• _Set problem_
Below are records to be output exactly, every one of them.

• _Entries_
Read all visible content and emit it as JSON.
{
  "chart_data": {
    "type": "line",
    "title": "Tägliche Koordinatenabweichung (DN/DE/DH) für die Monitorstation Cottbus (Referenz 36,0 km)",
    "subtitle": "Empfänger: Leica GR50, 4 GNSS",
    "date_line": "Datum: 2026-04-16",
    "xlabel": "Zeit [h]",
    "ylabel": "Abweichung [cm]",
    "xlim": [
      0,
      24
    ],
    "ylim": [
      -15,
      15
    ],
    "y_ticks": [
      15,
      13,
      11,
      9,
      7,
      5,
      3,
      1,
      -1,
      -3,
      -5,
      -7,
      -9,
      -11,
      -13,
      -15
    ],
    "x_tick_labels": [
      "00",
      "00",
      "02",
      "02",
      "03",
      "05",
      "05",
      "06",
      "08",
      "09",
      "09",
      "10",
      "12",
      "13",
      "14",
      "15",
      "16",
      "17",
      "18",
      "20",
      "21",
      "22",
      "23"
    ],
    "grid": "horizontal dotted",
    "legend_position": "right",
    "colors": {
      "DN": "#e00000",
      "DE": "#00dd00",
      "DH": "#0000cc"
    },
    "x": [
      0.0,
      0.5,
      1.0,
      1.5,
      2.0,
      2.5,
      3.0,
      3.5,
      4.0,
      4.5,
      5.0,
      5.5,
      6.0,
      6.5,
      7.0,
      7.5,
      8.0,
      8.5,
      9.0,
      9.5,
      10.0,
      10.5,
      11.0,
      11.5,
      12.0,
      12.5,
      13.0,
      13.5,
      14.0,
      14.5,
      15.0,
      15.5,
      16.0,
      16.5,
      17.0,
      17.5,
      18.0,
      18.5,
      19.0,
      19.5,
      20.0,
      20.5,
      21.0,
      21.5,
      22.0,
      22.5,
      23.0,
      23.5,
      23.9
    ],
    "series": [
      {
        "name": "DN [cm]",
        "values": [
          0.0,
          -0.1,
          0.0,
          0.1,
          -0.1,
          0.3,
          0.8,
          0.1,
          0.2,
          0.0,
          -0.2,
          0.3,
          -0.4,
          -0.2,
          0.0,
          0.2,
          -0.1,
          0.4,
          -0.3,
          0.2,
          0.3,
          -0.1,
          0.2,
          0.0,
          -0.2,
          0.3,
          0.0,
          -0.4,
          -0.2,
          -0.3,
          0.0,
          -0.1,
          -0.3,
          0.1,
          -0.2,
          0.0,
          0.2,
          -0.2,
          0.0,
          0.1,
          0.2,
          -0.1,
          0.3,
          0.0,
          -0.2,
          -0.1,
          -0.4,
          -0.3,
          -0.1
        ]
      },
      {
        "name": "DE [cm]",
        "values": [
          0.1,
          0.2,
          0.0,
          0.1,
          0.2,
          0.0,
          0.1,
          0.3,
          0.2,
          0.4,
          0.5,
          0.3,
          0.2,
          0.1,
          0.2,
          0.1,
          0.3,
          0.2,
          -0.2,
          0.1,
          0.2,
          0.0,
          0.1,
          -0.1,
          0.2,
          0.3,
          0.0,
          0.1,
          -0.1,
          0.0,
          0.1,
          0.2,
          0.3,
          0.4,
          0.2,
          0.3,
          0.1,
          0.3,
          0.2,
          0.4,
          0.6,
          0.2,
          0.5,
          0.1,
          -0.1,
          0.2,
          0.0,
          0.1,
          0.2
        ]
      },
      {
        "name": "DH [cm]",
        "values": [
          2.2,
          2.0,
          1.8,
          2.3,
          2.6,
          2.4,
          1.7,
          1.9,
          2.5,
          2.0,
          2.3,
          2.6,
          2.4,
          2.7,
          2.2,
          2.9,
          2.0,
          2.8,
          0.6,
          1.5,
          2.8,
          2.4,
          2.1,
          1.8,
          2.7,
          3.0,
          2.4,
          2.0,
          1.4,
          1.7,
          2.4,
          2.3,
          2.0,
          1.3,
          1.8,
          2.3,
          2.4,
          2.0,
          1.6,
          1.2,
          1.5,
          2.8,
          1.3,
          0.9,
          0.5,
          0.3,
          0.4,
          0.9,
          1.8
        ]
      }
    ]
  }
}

• _Full response_
Read all visible content and emit it as JSON.
{
  "chart_data": {
    "type": "line",
    "title": "Tägliche Koordinatenabweichung (DN/DE/DH) für die Monitorstation Cottbus (Referenz 36,0 km)",
    "subtitle": "Empfänger: Leica GR50, 4 GNSS",
    "date_line": "Datum: 2026-04-16",
    "xlabel": "Zeit [h]",
    "ylabel": "Abweichung [cm]",
    "xlim": [
      0,
      24
    ],
    "ylim": [
      -15,
      15
    ],
    "y_ticks": [
      15,
      13,
      11,
      9,
      7,
      5,
      3,
      1,
      -1,
      -3,
      -5,
      -7,
      -9,
      -11,
      -13,
      -15
    ],
    "x_tick_labels": [
      "00",
      "00",
      "02",
      "02",
      "03",
      "05",
      "05",
      "06",
      "08",
      "09",
      "09",
      "10",
      "12",
      "13",
      "14",
      "15",
      "16",
      "17",
      "18",
      "20",
      "21",
      "22",
      "23"
    ],
    "grid": "horizontal dotted",
    "legend_position": "right",
    "colors": {
      "DN": "#e00000",
      "DE": "#00dd00",
      "DH": "#0000cc"
    },
    "x": [
      0.0,
      0.5,
      1.0,
      1.5,
      2.0,
      2.5,
      3.0,
      3.5,
      4.0,
      4.5,
      5.0,
      5.5,
      6.0,
      6.5,
      7.0,
      7.5,
      8.0,
      8.5,
      9.0,
      9.5,
      10.0,
      10.5,
      11.0,
      11.5,
      12.0,
      12.5,
      13.0,
      13.5,
      14.0,
      14.5,
      15.0,
      15.5,
      16.0,
      16.5,
      17.0,
      17.5,
      18.0,
      18.5,
      19.0,
      19.5,
      20.0,
      20.5,
      21.0,
      21.5,
      22.0,
      22.5,
      23.0,
      23.5,
      23.9
    ],
    "series": [
      {
        "name": "DN [cm]",
        "values": [
          0.0,
          -0.1,
          0.0,
          0.1,
          -0.1,
          0.3,
          0.8,
          0.1,
          0.2,
          0.0,
          -0.2,
          0.3,
          -0.4,
          -0.2,
          0.0,
          0.2,
          -0.1,
          0.4,
          -0.3,
          0.2,
          0.3,
          -0.1,
          0.2,
          0.0,
          -0.2,
          0.3,
          0.0,
          -0.4,
          -0.2,
          -0.3,
          0.0,
          -0.1,
          -0.3,
          0.1,
          -0.2,
          0.0,
          0.2,
          -0.2,
          0.0,
          0.1,
          0.2,
          -0.1,
          0.3,
          0.0,
          -0.2,
          -0.1,
          -0.4,
          -0.3,
          -0.1
        ]
      },
      {
        "name": "DE [cm]",
        "values": [
          0.1,
          0.2,
          0.0,
          0.1,
          0.2,
          0.0,
          0.1,
          0.3,
          0.2,
          0.4,
          0.5,
          0.3,
          0.2,
          0.1,
          0.2,
          0.1,
          0.3,
          0.2,
          -0.2,
          0.1,
          0.2,
          0.0,
          0.1,
          -0.1,
          0.2,
          0.3,
          0.0,
          0.1,
          -0.1,
          0.0,
          0.1,
          0.2,
          0.3,
          0.4,
          0.2,
          0.3,
          0.1,
          0.3,
          0.2,
          0.4,
          0.6,
          0.2,
          0.5,
          0.1,
          -0.1,
          0.2,
          0.0,
          0.1,
          0.2
        ]
      },
      {
        "name": "DH [cm]",
        "values": [
          2.2,
          2.0,
          1.8,
          2.3,
          2.6,
          2.4,
          1.7,
          1.9,
          2.5,
          2.0,
          2.3,
          2.6,
          2.4,
          2.7,
          2.2,
          2.9,
          2.0,
          2.8,
          0.6,
          1.5,
          2.8,
          2.4,
          2.1,
          1.8,
          2.7,
          3.0,
          2.4,
          2.0,
          1.4,
          1.7,
          2.4,
          2.3,
          2.0,
          1.3,
          1.8,
          2.3,
          2.4,
          2.0,
          1.6,
          1.2,
          1.5,
          2.8,
          1.3,
          0.9,
          0.5,
          0.3,
          0.4,
          0.9,
          1.8
        ]
      }
    ]
  }
}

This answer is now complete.